▶ INSTRUCTION
Render the items as a numbered list, starting at the first line and ending at the line that contains "range-cell: [655, 194, 658, 198]". Include both of those lines and leave out any blank lines.

▶ EXERCISE MATERIALS
* START *

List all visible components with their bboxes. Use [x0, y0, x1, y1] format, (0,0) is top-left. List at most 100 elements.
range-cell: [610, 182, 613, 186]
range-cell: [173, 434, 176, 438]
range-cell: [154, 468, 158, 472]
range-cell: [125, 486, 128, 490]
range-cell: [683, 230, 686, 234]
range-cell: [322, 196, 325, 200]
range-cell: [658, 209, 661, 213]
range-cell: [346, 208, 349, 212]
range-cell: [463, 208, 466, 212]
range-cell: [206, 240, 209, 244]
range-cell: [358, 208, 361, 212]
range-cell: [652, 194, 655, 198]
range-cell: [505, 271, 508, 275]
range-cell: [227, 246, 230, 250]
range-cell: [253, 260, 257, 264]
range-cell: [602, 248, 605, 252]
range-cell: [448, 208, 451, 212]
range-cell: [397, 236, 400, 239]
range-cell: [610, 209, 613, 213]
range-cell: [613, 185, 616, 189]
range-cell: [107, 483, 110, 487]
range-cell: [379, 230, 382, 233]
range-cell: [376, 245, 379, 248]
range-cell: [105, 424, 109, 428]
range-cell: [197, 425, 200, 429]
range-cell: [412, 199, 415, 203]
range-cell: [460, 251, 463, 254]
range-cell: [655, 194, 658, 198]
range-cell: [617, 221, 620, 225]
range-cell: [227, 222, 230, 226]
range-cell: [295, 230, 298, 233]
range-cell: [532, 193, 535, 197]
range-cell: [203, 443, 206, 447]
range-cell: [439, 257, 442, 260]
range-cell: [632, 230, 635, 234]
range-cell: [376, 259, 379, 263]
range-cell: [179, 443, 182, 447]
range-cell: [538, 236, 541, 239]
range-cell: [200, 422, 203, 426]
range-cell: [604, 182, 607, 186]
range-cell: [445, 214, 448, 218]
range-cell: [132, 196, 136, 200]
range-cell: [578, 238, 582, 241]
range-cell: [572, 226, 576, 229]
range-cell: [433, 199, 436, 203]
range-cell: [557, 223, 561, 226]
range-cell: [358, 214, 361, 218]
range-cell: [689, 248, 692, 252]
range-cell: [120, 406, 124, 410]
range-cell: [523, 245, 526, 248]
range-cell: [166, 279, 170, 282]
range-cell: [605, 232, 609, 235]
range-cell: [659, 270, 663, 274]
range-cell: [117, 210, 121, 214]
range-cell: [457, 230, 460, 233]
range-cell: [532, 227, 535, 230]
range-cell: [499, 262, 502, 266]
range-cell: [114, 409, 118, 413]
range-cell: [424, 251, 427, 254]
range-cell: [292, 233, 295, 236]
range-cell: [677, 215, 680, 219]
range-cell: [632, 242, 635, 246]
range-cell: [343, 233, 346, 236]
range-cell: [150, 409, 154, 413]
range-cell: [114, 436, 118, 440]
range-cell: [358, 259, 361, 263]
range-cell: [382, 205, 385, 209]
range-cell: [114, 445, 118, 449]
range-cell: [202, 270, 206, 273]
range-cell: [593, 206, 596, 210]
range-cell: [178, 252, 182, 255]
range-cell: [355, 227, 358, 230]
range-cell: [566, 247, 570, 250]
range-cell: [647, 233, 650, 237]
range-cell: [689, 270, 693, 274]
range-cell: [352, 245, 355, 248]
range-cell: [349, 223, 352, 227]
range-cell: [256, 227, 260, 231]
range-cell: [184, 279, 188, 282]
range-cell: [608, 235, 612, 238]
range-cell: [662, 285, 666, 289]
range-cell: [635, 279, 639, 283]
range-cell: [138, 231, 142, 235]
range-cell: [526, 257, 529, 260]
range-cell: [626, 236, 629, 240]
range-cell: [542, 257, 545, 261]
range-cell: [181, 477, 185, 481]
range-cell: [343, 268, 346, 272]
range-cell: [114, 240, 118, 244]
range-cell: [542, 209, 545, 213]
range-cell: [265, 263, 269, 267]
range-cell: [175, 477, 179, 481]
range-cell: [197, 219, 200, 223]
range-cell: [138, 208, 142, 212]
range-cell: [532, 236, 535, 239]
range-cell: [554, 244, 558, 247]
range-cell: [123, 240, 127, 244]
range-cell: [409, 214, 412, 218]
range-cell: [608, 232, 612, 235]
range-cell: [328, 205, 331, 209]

* END *

▶ TASK OUTPUT
1. List all visible components with their bboxes. Use [x0, y0, x1, y1] format, (0,0) is top-left. List at most 100 elements.
2. range-cell: [610, 182, 613, 186]
3. range-cell: [173, 434, 176, 438]
4. range-cell: [154, 468, 158, 472]
5. range-cell: [125, 486, 128, 490]
6. range-cell: [683, 230, 686, 234]
7. range-cell: [322, 196, 325, 200]
8. range-cell: [658, 209, 661, 213]
9. range-cell: [346, 208, 349, 212]
10. range-cell: [463, 208, 466, 212]
11. range-cell: [206, 240, 209, 244]
12. range-cell: [358, 208, 361, 212]
13. range-cell: [652, 194, 655, 198]
14. range-cell: [505, 271, 508, 275]
15. range-cell: [227, 246, 230, 250]
16. range-cell: [253, 260, 257, 264]
17. range-cell: [602, 248, 605, 252]
18. range-cell: [448, 208, 451, 212]
19. range-cell: [397, 236, 400, 239]
20. range-cell: [610, 209, 613, 213]
21. range-cell: [613, 185, 616, 189]
22. range-cell: [107, 483, 110, 487]
23. range-cell: [379, 230, 382, 233]
24. range-cell: [376, 245, 379, 248]
25. range-cell: [105, 424, 109, 428]
26. range-cell: [197, 425, 200, 429]
27. range-cell: [412, 199, 415, 203]
28. range-cell: [460, 251, 463, 254]
29. range-cell: [655, 194, 658, 198]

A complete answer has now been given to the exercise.